■ Records for processing
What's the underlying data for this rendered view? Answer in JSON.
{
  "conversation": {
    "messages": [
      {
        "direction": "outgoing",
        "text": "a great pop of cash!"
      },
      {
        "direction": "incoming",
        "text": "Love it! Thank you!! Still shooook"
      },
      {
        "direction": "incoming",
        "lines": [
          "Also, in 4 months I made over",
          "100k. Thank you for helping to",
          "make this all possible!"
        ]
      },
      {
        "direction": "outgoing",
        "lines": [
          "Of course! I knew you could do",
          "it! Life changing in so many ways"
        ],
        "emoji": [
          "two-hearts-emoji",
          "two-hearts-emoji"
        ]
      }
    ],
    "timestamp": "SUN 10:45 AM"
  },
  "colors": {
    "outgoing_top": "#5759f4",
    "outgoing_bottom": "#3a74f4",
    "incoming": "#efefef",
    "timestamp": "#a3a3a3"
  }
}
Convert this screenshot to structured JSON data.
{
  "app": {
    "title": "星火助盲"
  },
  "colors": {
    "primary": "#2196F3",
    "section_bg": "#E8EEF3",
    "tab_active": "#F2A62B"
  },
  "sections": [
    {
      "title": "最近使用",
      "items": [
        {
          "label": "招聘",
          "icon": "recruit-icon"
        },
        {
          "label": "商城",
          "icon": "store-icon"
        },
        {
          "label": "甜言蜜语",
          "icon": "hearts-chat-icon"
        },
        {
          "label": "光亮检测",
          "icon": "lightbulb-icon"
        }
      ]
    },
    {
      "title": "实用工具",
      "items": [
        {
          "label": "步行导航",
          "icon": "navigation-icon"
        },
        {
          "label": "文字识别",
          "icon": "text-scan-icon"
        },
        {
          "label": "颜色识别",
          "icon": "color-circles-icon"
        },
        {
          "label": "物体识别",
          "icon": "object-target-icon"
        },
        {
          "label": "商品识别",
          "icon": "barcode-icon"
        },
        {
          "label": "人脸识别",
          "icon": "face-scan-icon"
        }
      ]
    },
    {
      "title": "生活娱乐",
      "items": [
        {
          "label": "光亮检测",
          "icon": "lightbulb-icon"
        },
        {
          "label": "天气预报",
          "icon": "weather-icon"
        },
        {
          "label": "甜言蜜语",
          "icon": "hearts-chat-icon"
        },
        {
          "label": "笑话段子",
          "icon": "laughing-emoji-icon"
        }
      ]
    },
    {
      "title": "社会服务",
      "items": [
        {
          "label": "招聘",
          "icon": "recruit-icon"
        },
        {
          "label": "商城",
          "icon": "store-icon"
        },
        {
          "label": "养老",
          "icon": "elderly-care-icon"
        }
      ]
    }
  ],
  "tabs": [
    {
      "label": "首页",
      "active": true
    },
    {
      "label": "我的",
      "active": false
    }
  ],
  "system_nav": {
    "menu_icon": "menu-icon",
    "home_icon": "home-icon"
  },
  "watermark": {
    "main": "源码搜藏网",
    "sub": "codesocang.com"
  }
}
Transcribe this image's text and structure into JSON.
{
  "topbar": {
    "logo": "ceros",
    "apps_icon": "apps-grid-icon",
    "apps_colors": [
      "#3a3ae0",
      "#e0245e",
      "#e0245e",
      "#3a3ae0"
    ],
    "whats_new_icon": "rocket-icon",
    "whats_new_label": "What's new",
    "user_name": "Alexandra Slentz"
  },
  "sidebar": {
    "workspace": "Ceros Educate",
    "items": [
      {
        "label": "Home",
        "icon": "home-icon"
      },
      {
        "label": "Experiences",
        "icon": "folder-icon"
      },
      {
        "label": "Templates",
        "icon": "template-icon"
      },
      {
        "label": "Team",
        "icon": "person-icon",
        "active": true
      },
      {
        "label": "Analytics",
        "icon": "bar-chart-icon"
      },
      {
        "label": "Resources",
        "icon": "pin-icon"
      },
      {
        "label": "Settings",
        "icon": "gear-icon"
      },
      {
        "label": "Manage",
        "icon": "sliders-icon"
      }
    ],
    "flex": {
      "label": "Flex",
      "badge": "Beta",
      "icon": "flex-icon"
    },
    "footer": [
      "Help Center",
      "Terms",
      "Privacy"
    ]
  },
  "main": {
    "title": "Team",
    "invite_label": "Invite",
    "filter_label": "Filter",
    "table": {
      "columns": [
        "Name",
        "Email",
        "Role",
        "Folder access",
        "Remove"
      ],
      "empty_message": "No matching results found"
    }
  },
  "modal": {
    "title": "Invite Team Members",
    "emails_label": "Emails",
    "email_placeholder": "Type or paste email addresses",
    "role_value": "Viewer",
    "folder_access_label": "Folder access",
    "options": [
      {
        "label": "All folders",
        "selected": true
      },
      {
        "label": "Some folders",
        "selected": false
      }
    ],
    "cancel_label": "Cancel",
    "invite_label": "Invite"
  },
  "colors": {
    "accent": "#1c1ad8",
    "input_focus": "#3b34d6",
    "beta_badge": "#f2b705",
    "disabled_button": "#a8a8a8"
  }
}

■ What is needed
Extract all of the material exactly as it is written.

■ Expected answer
What's the underlying data for this rendered view? Answer in JSON.
{
  "conversation": {
    "messages": [
      {
        "direction": "outgoing",
        "text": "a great pop of cash!"
      },
      {
        "direction": "incoming",
        "text": "Love it! Thank you!! Still shooook"
      },
      {
        "direction": "incoming",
        "lines": [
          "Also, in 4 months I made over",
          "100k. Thank you for helping to",
          "make this all possible!"
        ]
      },
      {
        "direction": "outgoing",
        "lines": [
          "Of course! I knew you could do",
          "it! Life changing in so many ways"
        ],
        "emoji": [
          "two-hearts-emoji",
          "two-hearts-emoji"
        ]
      }
    ],
    "timestamp": "SUN 10:45 AM"
  },
  "colors": {
    "outgoing_top": "#5759f4",
    "outgoing_bottom": "#3a74f4",
    "incoming": "#efefef",
    "timestamp": "#a3a3a3"
  }
}
Convert this screenshot to structured JSON data.
{
  "app": {
    "title": "星火助盲"
  },
  "colors": {
    "primary": "#2196F3",
    "section_bg": "#E8EEF3",
    "tab_active": "#F2A62B"
  },
  "sections": [
    {
      "title": "最近使用",
      "items": [
        {
          "label": "招聘",
          "icon": "recruit-icon"
        },
        {
          "label": "商城",
          "icon": "store-icon"
        },
        {
          "label": "甜言蜜语",
          "icon": "hearts-chat-icon"
        },
        {
          "label": "光亮检测",
          "icon": "lightbulb-icon"
        }
      ]
    },
    {
      "title": "实用工具",
      "items": [
        {
          "label": "步行导航",
          "icon": "navigation-icon"
        },
        {
          "label": "文字识别",
          "icon": "text-scan-icon"
        },
        {
          "label": "颜色识别",
          "icon": "color-circles-icon"
        },
        {
          "label": "物体识别",
          "icon": "object-target-icon"
        },
        {
          "label": "商品识别",
          "icon": "barcode-icon"
        },
        {
          "label": "人脸识别",
          "icon": "face-scan-icon"
        }
      ]
    },
    {
      "title": "生活娱乐",
      "items": [
        {
          "label": "光亮检测",
          "icon": "lightbulb-icon"
        },
        {
          "label": "天气预报",
          "icon": "weather-icon"
        },
        {
          "label": "甜言蜜语",
          "icon": "hearts-chat-icon"
        },
        {
          "label": "笑话段子",
          "icon": "laughing-emoji-icon"
        }
      ]
    },
    {
      "title": "社会服务",
      "items": [
        {
          "label": "招聘",
          "icon": "recruit-icon"
        },
        {
          "label": "商城",
          "icon": "store-icon"
        },
        {
          "label": "养老",
          "icon": "elderly-care-icon"
        }
      ]
    }
  ],
  "tabs": [
    {
      "label": "首页",
      "active": true
    },
    {
      "label": "我的",
      "active": false
    }
  ],
  "system_nav": {
    "menu_icon": "menu-icon",
    "home_icon": "home-icon"
  },
  "watermark": {
    "main": "源码搜藏网",
    "sub": "codesocang.com"
  }
}
Transcribe this image's text and structure into JSON.
{
  "topbar": {
    "logo": "ceros",
    "apps_icon": "apps-grid-icon",
    "apps_colors": [
      "#3a3ae0",
      "#e0245e",
      "#e0245e",
      "#3a3ae0"
    ],
    "whats_new_icon": "rocket-icon",
    "whats_new_label": "What's new",
    "user_name": "Alexandra Slentz"
  },
  "sidebar": {
    "workspace": "Ceros Educate",
    "items": [
      {
        "label": "Home",
        "icon": "home-icon"
      },
      {
        "label": "Experiences",
        "icon": "folder-icon"
      },
      {
        "label": "Templates",
        "icon": "template-icon"
      },
      {
        "label": "Team",
        "icon": "person-icon",
        "active": true
      },
      {
        "label": "Analytics",
        "icon": "bar-chart-icon"
      },
      {
        "label": "Resources",
        "icon": "pin-icon"
      },
      {
        "label": "Settings",
        "icon": "gear-icon"
      },
      {
        "label": "Manage",
        "icon": "sliders-icon"
      }
    ],
    "flex": {
      "label": "Flex",
      "badge": "Beta",
      "icon": "flex-icon"
    },
    "footer": [
      "Help Center",
      "Terms",
      "Privacy"
    ]
  },
  "main": {
    "title": "Team",
    "invite_label": "Invite",
    "filter_label": "Filter",
    "table": {
      "columns": [
        "Name",
        "Email",
        "Role",
        "Folder access",
        "Remove"
      ],
      "empty_message": "No matching results found"
    }
  },
  "modal": {
    "title": "Invite Team Members",
    "emails_label": "Emails",
    "email_placeholder": "Type or paste email addresses",
    "role_value": "Viewer",
    "folder_access_label": "Folder access",
    "options": [
      {
        "label": "All folders",
        "selected": true
      },
      {
        "label": "Some folders",
        "selected": false
      }
    ],
    "cancel_label": "Cancel",
    "invite_label": "Invite"
  },
  "colors": {
    "accent": "#1c1ad8",
    "input_focus": "#3b34d6",
    "beta_badge": "#f2b705",
    "disabled_button": "#a8a8a8"
  }
}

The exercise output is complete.